══ Extracted material ══
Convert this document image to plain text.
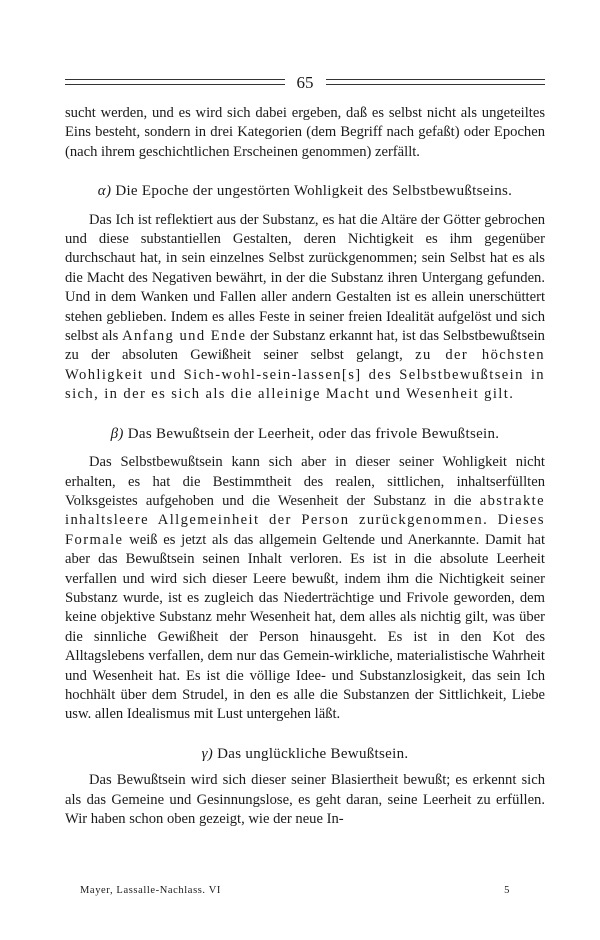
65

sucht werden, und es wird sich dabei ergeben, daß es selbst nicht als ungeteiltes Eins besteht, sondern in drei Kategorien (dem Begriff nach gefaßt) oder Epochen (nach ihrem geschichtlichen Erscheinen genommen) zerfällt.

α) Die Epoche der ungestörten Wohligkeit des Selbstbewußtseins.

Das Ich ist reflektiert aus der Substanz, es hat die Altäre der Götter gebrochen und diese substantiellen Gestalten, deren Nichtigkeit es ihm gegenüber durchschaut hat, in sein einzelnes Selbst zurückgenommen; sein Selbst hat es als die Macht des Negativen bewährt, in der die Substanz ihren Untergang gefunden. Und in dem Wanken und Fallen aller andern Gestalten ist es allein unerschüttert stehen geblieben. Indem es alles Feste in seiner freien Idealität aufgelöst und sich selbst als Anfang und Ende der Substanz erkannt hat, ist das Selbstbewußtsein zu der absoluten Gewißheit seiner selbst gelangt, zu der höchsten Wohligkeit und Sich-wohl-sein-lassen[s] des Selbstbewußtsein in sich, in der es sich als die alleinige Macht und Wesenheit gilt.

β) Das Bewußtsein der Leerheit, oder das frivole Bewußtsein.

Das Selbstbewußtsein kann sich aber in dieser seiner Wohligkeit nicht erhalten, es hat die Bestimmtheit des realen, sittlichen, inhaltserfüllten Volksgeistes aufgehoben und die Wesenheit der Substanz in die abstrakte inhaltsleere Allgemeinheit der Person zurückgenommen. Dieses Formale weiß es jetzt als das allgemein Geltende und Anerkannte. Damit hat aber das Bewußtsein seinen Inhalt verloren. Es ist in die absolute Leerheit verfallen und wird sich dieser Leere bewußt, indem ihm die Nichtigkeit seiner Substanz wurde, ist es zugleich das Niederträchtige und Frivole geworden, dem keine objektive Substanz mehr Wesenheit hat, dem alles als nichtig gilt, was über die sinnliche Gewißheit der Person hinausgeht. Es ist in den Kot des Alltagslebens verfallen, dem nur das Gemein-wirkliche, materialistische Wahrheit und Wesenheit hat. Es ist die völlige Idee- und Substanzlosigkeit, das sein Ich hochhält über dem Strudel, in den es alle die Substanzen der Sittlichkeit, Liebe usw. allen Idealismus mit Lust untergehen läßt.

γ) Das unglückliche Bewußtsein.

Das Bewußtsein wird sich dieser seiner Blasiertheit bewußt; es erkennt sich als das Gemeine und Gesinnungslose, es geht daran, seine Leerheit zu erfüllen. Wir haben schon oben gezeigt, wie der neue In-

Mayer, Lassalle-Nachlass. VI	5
═══
Copy each entry exactly, with no pictures.

Written response:
Convert this document image to plain text.
65

sucht werden, und es wird sich dabei ergeben, daß es selbst nicht als ungeteiltes Eins besteht, sondern in drei Kategorien (dem Begriff nach gefaßt) oder Epochen (nach ihrem geschichtlichen Erscheinen genommen) zerfällt.

α) Die Epoche der ungestörten Wohligkeit des Selbstbewußtseins.

Das Ich ist reflektiert aus der Substanz, es hat die Altäre der Götter gebrochen und diese substantiellen Gestalten, deren Nichtigkeit es ihm gegenüber durchschaut hat, in sein einzelnes Selbst zurückgenommen; sein Selbst hat es als die Macht des Negativen bewährt, in der die Substanz ihren Untergang gefunden. Und in dem Wanken und Fallen aller andern Gestalten ist es allein unerschüttert stehen geblieben. Indem es alles Feste in seiner freien Idealität aufgelöst und sich selbst als Anfang und Ende der Substanz erkannt hat, ist das Selbstbewußtsein zu der absoluten Gewißheit seiner selbst gelangt, zu der höchsten Wohligkeit und Sich-wohl-sein-lassen[s] des Selbstbewußtsein in sich, in der es sich als die alleinige Macht und Wesenheit gilt.

β) Das Bewußtsein der Leerheit, oder das frivole Bewußtsein.

Das Selbstbewußtsein kann sich aber in dieser seiner Wohligkeit nicht erhalten, es hat die Bestimmtheit des realen, sittlichen, inhaltserfüllten Volksgeistes aufgehoben und die Wesenheit der Substanz in die abstrakte inhaltsleere Allgemeinheit der Person zurückgenommen. Dieses Formale weiß es jetzt als das allgemein Geltende und Anerkannte. Damit hat aber das Bewußtsein seinen Inhalt verloren. Es ist in die absolute Leerheit verfallen und wird sich dieser Leere bewußt, indem ihm die Nichtigkeit seiner Substanz wurde, ist es zugleich das Niederträchtige und Frivole geworden, dem keine objektive Substanz mehr Wesenheit hat, dem alles als nichtig gilt, was über die sinnliche Gewißheit der Person hinausgeht. Es ist in den Kot des Alltagslebens verfallen, dem nur das Gemein-wirkliche, materialistische Wahrheit und Wesenheit hat. Es ist die völlige Idee- und Substanzlosigkeit, das sein Ich hochhält über dem Strudel, in den es alle die Substanzen der Sittlichkeit, Liebe usw. allen Idealismus mit Lust untergehen läßt.

γ) Das unglückliche Bewußtsein.

Das Bewußtsein wird sich dieser seiner Blasiertheit bewußt; es erkennt sich als das Gemeine und Gesinnungslose, es geht daran, seine Leerheit zu erfüllen. Wir haben schon oben gezeigt, wie der neue In-

Mayer, Lassalle-Nachlass. VI	5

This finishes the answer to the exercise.